++++ Raw data

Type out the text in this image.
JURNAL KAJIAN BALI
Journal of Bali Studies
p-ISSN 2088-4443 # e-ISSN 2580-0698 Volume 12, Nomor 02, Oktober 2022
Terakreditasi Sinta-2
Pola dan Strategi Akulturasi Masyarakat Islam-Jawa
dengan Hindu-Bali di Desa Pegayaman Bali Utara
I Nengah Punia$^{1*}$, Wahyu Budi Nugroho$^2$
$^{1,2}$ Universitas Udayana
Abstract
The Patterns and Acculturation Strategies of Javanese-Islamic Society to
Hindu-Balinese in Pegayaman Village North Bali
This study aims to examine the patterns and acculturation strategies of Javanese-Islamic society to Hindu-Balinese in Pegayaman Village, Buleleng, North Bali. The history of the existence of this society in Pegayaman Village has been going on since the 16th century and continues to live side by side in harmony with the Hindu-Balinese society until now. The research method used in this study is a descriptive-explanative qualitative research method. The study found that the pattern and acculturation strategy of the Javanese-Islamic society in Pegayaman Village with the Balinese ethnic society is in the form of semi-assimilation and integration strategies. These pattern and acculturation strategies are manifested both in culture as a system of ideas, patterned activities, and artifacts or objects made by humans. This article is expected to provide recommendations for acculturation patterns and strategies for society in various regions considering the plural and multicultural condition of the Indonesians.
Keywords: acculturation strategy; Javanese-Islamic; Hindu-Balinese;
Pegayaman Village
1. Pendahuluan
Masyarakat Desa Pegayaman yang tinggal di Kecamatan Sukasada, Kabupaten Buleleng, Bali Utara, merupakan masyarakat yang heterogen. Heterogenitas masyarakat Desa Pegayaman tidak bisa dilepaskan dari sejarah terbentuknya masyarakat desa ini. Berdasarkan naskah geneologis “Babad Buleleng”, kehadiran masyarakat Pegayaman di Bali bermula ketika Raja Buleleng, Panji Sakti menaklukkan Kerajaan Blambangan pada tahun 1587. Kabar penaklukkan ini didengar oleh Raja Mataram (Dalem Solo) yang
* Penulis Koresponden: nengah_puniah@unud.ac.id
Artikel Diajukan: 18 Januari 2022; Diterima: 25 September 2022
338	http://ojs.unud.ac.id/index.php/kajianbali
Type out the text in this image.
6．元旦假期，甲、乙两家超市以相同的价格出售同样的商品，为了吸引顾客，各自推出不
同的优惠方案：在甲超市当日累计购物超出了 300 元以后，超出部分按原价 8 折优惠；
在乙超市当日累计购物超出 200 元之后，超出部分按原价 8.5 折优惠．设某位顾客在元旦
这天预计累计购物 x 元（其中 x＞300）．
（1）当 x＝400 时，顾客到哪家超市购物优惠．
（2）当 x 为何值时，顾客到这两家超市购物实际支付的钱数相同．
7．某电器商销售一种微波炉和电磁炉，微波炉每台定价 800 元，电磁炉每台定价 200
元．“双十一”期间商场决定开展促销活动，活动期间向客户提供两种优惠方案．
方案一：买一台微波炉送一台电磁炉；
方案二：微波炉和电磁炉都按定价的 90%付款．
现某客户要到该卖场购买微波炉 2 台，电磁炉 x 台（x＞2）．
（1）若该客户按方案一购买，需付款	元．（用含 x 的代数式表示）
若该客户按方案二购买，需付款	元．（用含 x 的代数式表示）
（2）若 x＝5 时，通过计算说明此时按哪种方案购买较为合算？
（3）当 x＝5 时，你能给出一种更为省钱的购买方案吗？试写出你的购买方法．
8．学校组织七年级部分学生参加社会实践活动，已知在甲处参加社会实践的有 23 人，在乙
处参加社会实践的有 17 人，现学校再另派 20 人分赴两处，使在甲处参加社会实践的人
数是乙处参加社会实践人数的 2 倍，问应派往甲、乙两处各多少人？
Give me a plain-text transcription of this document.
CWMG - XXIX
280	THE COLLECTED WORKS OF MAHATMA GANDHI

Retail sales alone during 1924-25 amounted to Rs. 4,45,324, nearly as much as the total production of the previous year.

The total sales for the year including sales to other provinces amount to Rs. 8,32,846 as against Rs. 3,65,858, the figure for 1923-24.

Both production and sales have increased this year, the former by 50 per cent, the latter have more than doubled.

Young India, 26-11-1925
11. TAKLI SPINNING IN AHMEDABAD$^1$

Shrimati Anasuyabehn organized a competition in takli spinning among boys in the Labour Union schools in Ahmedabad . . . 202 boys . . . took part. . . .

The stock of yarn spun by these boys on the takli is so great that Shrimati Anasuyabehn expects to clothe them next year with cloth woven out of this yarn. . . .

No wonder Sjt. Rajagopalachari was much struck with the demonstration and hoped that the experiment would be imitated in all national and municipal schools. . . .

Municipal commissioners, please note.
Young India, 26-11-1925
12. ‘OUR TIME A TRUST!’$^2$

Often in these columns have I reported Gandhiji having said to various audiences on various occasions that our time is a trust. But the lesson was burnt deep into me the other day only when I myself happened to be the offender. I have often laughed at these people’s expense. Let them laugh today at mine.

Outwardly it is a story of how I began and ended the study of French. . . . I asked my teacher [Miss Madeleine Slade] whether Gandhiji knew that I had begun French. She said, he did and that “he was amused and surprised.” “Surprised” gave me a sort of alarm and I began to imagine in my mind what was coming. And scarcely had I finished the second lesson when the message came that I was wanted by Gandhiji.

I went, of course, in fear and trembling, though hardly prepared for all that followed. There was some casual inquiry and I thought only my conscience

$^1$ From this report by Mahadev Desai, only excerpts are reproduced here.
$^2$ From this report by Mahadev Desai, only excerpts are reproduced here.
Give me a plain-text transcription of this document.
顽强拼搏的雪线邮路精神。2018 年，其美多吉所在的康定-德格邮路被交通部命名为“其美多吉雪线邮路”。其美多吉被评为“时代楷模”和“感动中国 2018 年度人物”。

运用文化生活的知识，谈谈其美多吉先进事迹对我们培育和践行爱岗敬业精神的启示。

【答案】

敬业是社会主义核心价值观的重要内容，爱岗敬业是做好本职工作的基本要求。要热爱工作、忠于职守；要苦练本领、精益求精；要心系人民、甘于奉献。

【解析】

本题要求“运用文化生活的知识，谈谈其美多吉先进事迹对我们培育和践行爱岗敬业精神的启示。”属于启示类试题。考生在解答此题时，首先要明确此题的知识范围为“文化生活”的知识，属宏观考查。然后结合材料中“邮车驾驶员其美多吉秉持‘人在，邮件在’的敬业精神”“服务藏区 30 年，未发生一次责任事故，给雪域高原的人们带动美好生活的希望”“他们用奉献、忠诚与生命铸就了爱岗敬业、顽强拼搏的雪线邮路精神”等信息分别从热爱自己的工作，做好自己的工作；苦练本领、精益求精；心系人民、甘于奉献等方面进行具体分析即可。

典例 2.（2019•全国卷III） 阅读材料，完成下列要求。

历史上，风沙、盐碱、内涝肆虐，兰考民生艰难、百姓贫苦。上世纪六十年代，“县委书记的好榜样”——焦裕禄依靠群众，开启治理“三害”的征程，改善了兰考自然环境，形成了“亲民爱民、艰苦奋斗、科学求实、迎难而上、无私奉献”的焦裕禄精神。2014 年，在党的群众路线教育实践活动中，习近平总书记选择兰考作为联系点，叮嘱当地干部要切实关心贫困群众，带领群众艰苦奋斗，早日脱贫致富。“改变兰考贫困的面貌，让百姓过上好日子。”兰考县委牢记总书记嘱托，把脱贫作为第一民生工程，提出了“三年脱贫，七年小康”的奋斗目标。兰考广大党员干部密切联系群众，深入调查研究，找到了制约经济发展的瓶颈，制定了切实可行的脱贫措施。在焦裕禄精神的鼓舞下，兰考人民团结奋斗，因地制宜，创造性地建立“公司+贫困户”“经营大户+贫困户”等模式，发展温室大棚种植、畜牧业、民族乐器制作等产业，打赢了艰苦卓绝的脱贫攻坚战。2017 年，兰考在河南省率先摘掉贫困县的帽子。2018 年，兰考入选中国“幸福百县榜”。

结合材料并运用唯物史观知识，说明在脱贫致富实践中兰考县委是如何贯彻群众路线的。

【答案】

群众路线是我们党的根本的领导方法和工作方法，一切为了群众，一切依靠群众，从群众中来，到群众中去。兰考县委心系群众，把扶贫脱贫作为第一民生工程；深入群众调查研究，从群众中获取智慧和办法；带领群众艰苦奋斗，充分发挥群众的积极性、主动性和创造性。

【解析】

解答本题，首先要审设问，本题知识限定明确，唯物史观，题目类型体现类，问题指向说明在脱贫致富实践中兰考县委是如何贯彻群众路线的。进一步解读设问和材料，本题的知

++++++++

**What to do**: Pick out the lines containing the string "unud" and show them.

**Answer to the exercise**:
* Penulis Koresponden: nengah_puniah@unud.ac.id
338	http://ojs.unud.ac.id/index.php/kajianbali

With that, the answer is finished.